• Required actions:
(1) In the blog post about being called a conservative, what score did the Political Compass test give the author on economics?
(2) List every interest the author of the blog post about being called a conservative names as pursuing outside school.

• Text segment:
Am I a ‘conservative?’

The other day, a friend of mine somewhat surprised me by referring to me as a ‘conservative.’ Pressed to define myself, I would say that I am a pragmatic libertarian who is willing to recognize that our freedoms need to be constrained in many ways in order to live decently together.

The Political Compass test categorizes me as follows: moderately left wing on economics (-3.00) and strongly slanted towards libertarianism rather than authoritarianism (-6.67).

I do object to some of the questions they pose. For instance:

  1. If economic globalisation is inevitable, it should primarily serve humanity rather than the interests of trans-national corporations – It is a bit silly to say that globalization serves one or the other, or that corporations are purely abstract entities whose welfare has nothing to do with individual people.
  2. The only social responsibility of a company should be to deliver a profit to its shareholders – This seems like an oversimplification of a complex question. Clearly, corporations have a general obligation to obey the law (though those in them may sometimes be morally obliged to break unjust laws). It certainly isn’t clear that the directors of corporations should undertake charity using shareholder wealth.
  3. First-generation immigrants can never be fully integrated within their new country – This clearly depends on what constitutes integration. For instance, when there are societies that have multiculturalism and inclusiveness as important features, people can be integrated without being assimilated.

The test also features a number of confusingly worded multiple-negative items. “Is X not true? No.” There are also a few questions seemingly designed to establish whether you are a racist. It seems to me that there have probably been racists of all possible political affiliations.

Personally, I would say my political philosophy is a combination of some classically liberal ways of viewing the world coupled with a libertarian concern for the individual and a utilitarian concern for group welfare. I would say that I am also unusually aware of the extent to which seemingly private decisions (what to eat, how to travel, etc) have significant and morally relevant impacts on other people.

Author: Milan

In the spring of 2005, I graduated from the University of British Columbia with a degree in International Relations and a general focus in the area of environmental politics. In the fall of 2005, I began reading for an M.Phil in IR at Wadham College, Oxford. Outside school, I am very interested in photography, writing, and the outdoors. I am writing this blog to keep in touch with friends and family around the world, provide a more personal view of graduate student life in Oxford, and pass on some lessons I've learned here.

7 thoughts on “Am I a ‘conservative?’”

  1. You can only be ‘conservative’ or ‘liberal’ in relation to someone else, and there will always be people more conservative and more liberal than you.

    Given that each side uses the opposite title as an insult, it isn’t surprising that someone out there would call you one or the other.

  2. Did you get a chance to watch that short Chomsky film on economic integration?

• Extracted material:

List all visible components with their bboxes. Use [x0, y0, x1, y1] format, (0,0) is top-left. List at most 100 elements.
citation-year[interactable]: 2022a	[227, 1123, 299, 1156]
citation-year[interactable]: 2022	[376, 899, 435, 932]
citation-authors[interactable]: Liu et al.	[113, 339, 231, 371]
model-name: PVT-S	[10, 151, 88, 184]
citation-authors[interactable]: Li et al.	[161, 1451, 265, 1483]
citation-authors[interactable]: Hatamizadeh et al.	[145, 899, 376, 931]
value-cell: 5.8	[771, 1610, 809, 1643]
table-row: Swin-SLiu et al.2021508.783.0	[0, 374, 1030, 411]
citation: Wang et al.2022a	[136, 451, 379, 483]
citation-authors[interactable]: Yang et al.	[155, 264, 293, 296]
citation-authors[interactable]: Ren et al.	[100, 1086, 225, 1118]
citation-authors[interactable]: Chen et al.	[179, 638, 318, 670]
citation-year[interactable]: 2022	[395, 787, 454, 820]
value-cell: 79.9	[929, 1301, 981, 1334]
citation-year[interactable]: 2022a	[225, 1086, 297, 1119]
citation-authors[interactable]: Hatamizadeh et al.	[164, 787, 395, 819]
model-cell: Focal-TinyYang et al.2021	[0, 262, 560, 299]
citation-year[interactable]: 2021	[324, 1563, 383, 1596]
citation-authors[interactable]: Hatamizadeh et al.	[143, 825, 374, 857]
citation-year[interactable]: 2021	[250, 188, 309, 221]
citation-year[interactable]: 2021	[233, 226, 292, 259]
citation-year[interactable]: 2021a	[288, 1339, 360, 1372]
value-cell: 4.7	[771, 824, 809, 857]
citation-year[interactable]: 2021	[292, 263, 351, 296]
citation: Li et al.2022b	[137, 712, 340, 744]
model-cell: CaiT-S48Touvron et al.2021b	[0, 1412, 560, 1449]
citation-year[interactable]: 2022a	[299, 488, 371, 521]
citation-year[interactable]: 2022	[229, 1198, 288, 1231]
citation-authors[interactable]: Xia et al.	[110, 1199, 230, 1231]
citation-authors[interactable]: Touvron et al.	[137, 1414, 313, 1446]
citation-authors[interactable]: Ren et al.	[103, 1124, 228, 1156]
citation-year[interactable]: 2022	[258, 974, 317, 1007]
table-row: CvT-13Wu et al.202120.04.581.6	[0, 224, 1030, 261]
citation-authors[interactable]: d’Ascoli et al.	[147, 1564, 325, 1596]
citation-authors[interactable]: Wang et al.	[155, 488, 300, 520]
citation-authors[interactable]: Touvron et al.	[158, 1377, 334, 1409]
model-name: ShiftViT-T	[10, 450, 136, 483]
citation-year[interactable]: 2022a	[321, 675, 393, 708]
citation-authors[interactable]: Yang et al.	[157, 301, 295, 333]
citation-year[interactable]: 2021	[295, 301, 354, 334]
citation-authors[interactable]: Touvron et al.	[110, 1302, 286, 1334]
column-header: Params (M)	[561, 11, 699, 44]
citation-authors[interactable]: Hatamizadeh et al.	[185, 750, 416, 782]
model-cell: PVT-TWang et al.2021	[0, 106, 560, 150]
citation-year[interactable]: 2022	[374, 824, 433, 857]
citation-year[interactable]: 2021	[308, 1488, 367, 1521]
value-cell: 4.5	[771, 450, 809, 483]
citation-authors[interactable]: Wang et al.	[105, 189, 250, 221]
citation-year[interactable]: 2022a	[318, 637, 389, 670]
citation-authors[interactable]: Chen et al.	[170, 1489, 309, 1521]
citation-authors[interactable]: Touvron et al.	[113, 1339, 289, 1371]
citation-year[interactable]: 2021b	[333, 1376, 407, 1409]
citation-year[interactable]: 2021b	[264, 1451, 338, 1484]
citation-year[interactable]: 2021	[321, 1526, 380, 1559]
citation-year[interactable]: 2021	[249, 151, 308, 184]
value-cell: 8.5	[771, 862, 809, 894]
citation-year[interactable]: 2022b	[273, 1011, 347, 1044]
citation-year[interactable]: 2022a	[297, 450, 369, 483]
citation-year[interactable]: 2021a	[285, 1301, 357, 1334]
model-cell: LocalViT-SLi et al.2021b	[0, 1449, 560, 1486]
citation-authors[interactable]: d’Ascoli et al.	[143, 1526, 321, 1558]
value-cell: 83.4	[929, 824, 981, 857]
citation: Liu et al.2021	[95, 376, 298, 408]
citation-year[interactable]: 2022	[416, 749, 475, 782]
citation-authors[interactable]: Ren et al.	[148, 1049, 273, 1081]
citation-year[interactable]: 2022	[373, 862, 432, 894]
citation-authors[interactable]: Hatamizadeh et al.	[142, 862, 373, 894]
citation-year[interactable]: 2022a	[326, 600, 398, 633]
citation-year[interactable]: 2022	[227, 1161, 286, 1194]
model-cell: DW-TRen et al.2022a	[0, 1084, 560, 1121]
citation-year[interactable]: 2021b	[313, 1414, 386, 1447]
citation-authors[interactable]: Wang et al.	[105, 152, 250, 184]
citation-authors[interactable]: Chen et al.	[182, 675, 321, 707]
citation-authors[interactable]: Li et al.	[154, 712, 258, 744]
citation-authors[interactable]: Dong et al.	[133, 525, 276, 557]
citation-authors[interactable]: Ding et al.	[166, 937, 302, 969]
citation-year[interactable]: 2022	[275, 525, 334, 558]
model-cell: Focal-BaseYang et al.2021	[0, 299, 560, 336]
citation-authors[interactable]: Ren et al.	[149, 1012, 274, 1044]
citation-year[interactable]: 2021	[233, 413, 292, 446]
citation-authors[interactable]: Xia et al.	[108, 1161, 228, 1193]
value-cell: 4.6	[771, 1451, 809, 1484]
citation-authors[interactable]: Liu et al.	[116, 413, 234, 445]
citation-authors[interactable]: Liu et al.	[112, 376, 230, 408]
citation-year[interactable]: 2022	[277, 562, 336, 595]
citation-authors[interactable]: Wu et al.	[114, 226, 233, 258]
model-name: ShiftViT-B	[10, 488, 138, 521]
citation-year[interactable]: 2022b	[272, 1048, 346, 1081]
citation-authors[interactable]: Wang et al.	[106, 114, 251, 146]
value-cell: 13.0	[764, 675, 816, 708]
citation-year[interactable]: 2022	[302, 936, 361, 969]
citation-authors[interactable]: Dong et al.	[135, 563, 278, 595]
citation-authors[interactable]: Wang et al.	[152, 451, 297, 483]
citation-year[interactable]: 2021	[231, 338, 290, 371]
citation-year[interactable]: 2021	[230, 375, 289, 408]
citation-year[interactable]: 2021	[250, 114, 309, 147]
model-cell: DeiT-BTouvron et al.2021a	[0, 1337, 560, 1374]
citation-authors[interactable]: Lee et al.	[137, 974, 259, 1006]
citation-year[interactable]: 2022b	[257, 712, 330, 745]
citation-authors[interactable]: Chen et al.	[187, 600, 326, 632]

• Answers for each item:
(1) -3.00, which the test rates as moderately left wing.

(2) Photography, writing, and the outdoors.